To do: The exercise asks for every line of the data to be reproduced exactly.

Supplied data:
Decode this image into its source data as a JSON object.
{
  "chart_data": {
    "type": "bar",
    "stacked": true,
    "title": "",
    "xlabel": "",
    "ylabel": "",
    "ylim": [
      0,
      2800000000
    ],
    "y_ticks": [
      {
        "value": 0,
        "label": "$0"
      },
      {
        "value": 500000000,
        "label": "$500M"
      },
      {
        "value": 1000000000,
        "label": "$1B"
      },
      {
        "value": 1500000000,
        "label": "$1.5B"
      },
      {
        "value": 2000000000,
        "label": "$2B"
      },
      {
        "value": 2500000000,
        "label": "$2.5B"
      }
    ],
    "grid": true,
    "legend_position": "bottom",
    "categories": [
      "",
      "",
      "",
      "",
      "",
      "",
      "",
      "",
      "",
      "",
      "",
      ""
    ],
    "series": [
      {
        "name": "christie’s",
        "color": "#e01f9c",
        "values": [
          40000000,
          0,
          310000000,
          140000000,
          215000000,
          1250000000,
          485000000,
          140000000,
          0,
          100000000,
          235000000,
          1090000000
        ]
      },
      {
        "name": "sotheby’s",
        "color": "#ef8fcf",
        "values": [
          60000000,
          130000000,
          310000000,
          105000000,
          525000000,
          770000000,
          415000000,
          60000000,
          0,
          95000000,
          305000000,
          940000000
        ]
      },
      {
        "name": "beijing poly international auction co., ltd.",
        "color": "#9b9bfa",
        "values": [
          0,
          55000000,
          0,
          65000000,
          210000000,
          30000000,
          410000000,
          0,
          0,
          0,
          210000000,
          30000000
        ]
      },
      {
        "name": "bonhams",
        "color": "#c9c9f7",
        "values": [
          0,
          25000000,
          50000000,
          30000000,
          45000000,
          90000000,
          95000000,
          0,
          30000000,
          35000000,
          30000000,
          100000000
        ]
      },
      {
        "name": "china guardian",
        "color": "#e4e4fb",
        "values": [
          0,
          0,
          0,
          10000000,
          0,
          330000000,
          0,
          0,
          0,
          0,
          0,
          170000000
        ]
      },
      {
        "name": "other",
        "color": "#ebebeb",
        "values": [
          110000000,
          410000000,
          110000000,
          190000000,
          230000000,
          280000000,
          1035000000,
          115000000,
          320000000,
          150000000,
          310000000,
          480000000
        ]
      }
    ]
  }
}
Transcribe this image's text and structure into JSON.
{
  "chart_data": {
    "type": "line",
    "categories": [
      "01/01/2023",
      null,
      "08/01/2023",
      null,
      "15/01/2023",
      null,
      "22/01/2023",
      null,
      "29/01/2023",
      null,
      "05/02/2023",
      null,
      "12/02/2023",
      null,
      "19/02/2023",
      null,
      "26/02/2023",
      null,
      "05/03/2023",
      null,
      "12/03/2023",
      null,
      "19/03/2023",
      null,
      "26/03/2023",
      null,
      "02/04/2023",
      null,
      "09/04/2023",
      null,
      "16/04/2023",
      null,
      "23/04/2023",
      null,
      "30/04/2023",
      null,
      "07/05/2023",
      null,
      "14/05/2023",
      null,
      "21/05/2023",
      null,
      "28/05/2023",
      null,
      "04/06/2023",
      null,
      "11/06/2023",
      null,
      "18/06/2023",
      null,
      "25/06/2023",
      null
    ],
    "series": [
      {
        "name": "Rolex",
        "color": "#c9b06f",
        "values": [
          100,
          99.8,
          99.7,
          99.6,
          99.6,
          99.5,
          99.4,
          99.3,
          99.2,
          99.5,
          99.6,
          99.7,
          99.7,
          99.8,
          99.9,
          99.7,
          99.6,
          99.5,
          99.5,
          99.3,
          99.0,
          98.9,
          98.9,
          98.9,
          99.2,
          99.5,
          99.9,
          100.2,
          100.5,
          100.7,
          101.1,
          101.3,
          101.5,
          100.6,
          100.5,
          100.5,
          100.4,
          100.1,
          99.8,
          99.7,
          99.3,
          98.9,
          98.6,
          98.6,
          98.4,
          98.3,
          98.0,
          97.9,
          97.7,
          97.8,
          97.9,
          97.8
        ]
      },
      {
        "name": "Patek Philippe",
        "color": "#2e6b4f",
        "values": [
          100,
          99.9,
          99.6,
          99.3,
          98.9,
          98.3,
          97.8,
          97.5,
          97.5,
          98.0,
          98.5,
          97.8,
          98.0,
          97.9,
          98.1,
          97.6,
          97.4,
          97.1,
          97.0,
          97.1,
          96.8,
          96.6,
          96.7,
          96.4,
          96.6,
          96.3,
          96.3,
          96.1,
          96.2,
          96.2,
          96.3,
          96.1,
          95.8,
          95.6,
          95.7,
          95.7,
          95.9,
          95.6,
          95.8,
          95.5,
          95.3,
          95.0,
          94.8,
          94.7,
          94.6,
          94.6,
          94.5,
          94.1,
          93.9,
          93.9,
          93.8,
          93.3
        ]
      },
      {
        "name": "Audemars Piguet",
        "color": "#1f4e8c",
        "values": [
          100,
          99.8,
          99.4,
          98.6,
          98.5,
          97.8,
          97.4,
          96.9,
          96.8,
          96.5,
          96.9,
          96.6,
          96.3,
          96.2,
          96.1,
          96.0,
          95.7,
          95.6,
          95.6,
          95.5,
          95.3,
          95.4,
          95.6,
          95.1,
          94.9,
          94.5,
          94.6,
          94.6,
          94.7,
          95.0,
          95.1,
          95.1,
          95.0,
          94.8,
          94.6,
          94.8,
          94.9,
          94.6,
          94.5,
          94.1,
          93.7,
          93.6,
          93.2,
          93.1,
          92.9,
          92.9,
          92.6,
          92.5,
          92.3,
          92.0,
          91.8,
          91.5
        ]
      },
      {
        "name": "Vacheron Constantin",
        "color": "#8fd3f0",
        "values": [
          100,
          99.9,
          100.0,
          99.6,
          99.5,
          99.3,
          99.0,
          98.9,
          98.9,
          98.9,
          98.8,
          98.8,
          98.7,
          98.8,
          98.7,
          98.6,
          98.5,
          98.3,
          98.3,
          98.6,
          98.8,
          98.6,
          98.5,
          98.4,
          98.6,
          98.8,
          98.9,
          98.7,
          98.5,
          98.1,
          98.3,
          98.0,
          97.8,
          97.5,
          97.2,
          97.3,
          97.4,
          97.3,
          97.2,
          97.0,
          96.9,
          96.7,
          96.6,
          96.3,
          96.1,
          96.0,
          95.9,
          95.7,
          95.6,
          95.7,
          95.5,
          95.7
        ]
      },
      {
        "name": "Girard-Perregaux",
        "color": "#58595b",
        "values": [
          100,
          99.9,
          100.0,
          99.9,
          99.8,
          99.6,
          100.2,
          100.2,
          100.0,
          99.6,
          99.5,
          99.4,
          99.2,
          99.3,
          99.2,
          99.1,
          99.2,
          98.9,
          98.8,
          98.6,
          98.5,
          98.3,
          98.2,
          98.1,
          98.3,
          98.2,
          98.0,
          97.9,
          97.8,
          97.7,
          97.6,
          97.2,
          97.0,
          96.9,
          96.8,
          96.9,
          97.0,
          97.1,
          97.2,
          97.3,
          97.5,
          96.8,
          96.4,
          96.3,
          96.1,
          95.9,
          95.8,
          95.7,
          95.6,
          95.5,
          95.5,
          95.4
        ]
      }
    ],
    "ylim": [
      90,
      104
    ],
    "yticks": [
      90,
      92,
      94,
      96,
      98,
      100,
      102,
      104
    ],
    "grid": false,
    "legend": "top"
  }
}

The result:
Decode this image into its source data as a JSON object.
{
  "chart_data": {
    "type": "bar",
    "stacked": true,
    "title": "",
    "xlabel": "",
    "ylabel": "",
    "ylim": [
      0,
      2800000000
    ],
    "y_ticks": [
      {
        "value": 0,
        "label": "$0"
      },
      {
        "value": 500000000,
        "label": "$500M"
      },
      {
        "value": 1000000000,
        "label": "$1B"
      },
      {
        "value": 1500000000,
        "label": "$1.5B"
      },
      {
        "value": 2000000000,
        "label": "$2B"
      },
      {
        "value": 2500000000,
        "label": "$2.5B"
      }
    ],
    "grid": true,
    "legend_position": "bottom",
    "categories": [
      "",
      "",
      "",
      "",
      "",
      "",
      "",
      "",
      "",
      "",
      "",
      ""
    ],
    "series": [
      {
        "name": "christie’s",
        "color": "#e01f9c",
        "values": [
          40000000,
          0,
          310000000,
          140000000,
          215000000,
          1250000000,
          485000000,
          140000000,
          0,
          100000000,
          235000000,
          1090000000
        ]
      },
      {
        "name": "sotheby’s",
        "color": "#ef8fcf",
        "values": [
          60000000,
          130000000,
          310000000,
          105000000,
          525000000,
          770000000,
          415000000,
          60000000,
          0,
          95000000,
          305000000,
          940000000
        ]
      },
      {
        "name": "beijing poly international auction co., ltd.",
        "color": "#9b9bfa",
        "values": [
          0,
          55000000,
          0,
          65000000,
          210000000,
          30000000,
          410000000,
          0,
          0,
          0,
          210000000,
          30000000
        ]
      },
      {
        "name": "bonhams",
        "color": "#c9c9f7",
        "values": [
          0,
          25000000,
          50000000,
          30000000,
          45000000,
          90000000,
          95000000,
          0,
          30000000,
          35000000,
          30000000,
          100000000
        ]
      },
      {
        "name": "china guardian",
        "color": "#e4e4fb",
        "values": [
          0,
          0,
          0,
          10000000,
          0,
          330000000,
          0,
          0,
          0,
          0,
          0,
          170000000
        ]
      },
      {
        "name": "other",
        "color": "#ebebeb",
        "values": [
          110000000,
          410000000,
          110000000,
          190000000,
          230000000,
          280000000,
          1035000000,
          115000000,
          320000000,
          150000000,
          310000000,
          480000000
        ]
      }
    ]
  }
}
Transcribe this image's text and structure into JSON.
{
  "chart_data": {
    "type": "line",
    "categories": [
      "01/01/2023",
      null,
      "08/01/2023",
      null,
      "15/01/2023",
      null,
      "22/01/2023",
      null,
      "29/01/2023",
      null,
      "05/02/2023",
      null,
      "12/02/2023",
      null,
      "19/02/2023",
      null,
      "26/02/2023",
      null,
      "05/03/2023",
      null,
      "12/03/2023",
      null,
      "19/03/2023",
      null,
      "26/03/2023",
      null,
      "02/04/2023",
      null,
      "09/04/2023",
      null,
      "16/04/2023",
      null,
      "23/04/2023",
      null,
      "30/04/2023",
      null,
      "07/05/2023",
      null,
      "14/05/2023",
      null,
      "21/05/2023",
      null,
      "28/05/2023",
      null,
      "04/06/2023",
      null,
      "11/06/2023",
      null,
      "18/06/2023",
      null,
      "25/06/2023",
      null
    ],
    "series": [
      {
        "name": "Rolex",
        "color": "#c9b06f",
        "values": [
          100,
          99.8,
          99.7,
          99.6,
          99.6,
          99.5,
          99.4,
          99.3,
          99.2,
          99.5,
          99.6,
          99.7,
          99.7,
          99.8,
          99.9,
          99.7,
          99.6,
          99.5,
          99.5,
          99.3,
          99.0,
          98.9,
          98.9,
          98.9,
          99.2,
          99.5,
          99.9,
          100.2,
          100.5,
          100.7,
          101.1,
          101.3,
          101.5,
          100.6,
          100.5,
          100.5,
          100.4,
          100.1,
          99.8,
          99.7,
          99.3,
          98.9,
          98.6,
          98.6,
          98.4,
          98.3,
          98.0,
          97.9,
          97.7,
          97.8,
          97.9,
          97.8
        ]
      },
      {
        "name": "Patek Philippe",
        "color": "#2e6b4f",
        "values": [
          100,
          99.9,
          99.6,
          99.3,
          98.9,
          98.3,
          97.8,
          97.5,
          97.5,
          98.0,
          98.5,
          97.8,
          98.0,
          97.9,
          98.1,
          97.6,
          97.4,
          97.1,
          97.0,
          97.1,
          96.8,
          96.6,
          96.7,
          96.4,
          96.6,
          96.3,
          96.3,
          96.1,
          96.2,
          96.2,
          96.3,
          96.1,
          95.8,
          95.6,
          95.7,
          95.7,
          95.9,
          95.6,
          95.8,
          95.5,
          95.3,
          95.0,
          94.8,
          94.7,
          94.6,
          94.6,
          94.5,
          94.1,
          93.9,
          93.9,
          93.8,
          93.3
        ]
      },
      {
        "name": "Audemars Piguet",
        "color": "#1f4e8c",
        "values": [
          100,
          99.8,
          99.4,
          98.6,
          98.5,
          97.8,
          97.4,
          96.9,
          96.8,
          96.5,
          96.9,
          96.6,
          96.3,
          96.2,
          96.1,
          96.0,
          95.7,
          95.6,
          95.6,
          95.5,
          95.3,
          95.4,
          95.6,
          95.1,
          94.9,
          94.5,
          94.6,
          94.6,
          94.7,
          95.0,
          95.1,
          95.1,
          95.0,
          94.8,
          94.6,
          94.8,
          94.9,
          94.6,
          94.5,
          94.1,
          93.7,
          93.6,
          93.2,
          93.1,
          92.9,
          92.9,
          92.6,
          92.5,
          92.3,
          92.0,
          91.8,
          91.5
        ]
      },
      {
        "name": "Vacheron Constantin",
        "color": "#8fd3f0",
        "values": [
          100,
          99.9,
          100.0,
          99.6,
          99.5,
          99.3,
          99.0,
          98.9,
          98.9,
          98.9,
          98.8,
          98.8,
          98.7,
          98.8,
          98.7,
          98.6,
          98.5,
          98.3,
          98.3,
          98.6,
          98.8,
          98.6,
          98.5,
          98.4,
          98.6,
          98.8,
          98.9,
          98.7,
          98.5,
          98.1,
          98.3,
          98.0,
          97.8,
          97.5,
          97.2,
          97.3,
          97.4,
          97.3,
          97.2,
          97.0,
          96.9,
          96.7,
          96.6,
          96.3,
          96.1,
          96.0,
          95.9,
          95.7,
          95.6,
          95.7,
          95.5,
          95.7
        ]
      },
      {
        "name": "Girard-Perregaux",
        "color": "#58595b",
        "values": [
          100,
          99.9,
          100.0,
          99.9,
          99.8,
          99.6,
          100.2,
          100.2,
          100.0,
          99.6,
          99.5,
          99.4,
          99.2,
          99.3,
          99.2,
          99.1,
          99.2,
          98.9,
          98.8,
          98.6,
          98.5,
          98.3,
          98.2,
          98.1,
          98.3,
          98.2,
          98.0,
          97.9,
          97.8,
          97.7,
          97.6,
          97.2,
          97.0,
          96.9,
          96.8,
          96.9,
          97.0,
          97.1,
          97.2,
          97.3,
          97.5,
          96.8,
          96.4,
          96.3,
          96.1,
          95.9,
          95.8,
          95.7,
          95.6,
          95.5,
          95.5,
          95.4
        ]
      }
    ],
    "ylim": [
      90,
      104
    ],
    "yticks": [
      90,
      92,
      94,
      96,
      98,
      100,
      102,
      104
    ],
    "grid": false,
    "legend": "top"
  }
}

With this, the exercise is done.